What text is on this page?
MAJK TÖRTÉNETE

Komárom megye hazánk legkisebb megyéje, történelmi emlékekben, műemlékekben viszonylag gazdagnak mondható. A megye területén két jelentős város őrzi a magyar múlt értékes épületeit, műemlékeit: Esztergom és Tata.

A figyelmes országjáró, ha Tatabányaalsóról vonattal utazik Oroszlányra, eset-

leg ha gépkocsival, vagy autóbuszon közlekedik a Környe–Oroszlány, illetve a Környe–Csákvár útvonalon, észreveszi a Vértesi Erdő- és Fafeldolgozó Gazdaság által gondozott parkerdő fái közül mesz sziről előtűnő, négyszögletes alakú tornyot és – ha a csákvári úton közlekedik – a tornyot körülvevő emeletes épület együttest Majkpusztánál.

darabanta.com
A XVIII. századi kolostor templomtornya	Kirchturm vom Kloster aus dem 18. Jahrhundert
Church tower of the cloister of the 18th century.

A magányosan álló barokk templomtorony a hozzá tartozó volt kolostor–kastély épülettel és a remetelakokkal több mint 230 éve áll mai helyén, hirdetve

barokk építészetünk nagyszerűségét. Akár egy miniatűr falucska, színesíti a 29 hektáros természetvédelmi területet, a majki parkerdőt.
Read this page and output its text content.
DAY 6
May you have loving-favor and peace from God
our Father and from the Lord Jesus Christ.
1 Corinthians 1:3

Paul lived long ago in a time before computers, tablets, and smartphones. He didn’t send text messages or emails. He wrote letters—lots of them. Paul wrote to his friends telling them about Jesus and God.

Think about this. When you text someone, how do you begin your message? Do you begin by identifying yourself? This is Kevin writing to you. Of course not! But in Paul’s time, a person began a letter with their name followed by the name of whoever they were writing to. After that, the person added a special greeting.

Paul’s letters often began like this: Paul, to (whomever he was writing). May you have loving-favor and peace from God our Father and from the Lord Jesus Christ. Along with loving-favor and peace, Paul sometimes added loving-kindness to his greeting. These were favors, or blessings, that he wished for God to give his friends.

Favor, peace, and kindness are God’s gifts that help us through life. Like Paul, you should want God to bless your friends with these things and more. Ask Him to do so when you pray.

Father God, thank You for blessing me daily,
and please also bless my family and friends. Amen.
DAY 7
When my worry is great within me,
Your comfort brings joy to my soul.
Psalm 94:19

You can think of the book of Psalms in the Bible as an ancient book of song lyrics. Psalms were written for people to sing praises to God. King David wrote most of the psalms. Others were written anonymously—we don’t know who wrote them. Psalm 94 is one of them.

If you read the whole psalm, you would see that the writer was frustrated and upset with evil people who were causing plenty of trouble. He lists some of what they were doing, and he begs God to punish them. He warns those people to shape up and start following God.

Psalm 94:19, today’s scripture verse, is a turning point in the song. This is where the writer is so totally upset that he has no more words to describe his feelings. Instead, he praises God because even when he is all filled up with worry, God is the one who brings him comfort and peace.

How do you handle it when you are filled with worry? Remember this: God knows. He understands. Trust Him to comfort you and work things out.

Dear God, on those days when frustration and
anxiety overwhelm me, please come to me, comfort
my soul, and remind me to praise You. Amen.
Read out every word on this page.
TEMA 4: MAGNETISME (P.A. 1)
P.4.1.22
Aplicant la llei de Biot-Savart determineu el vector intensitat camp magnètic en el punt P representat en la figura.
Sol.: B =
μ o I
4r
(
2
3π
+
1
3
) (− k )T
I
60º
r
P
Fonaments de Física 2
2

........

Challenge: Isolate the lines above that contain the word "Father" and copy them.

Task response:
our Father and from the Lord Jesus Christ.
Paul’s letters often began like this: Paul, to (whomever he was writing). May you have loving-favor and peace from God our Father and from the Lord Jesus Christ. Along with loving-favor and peace, Paul sometimes added loving-kindness to his greeting. These were favors, or blessings, that he wished for God to give his friends.
Father God, thank You for blessing me daily,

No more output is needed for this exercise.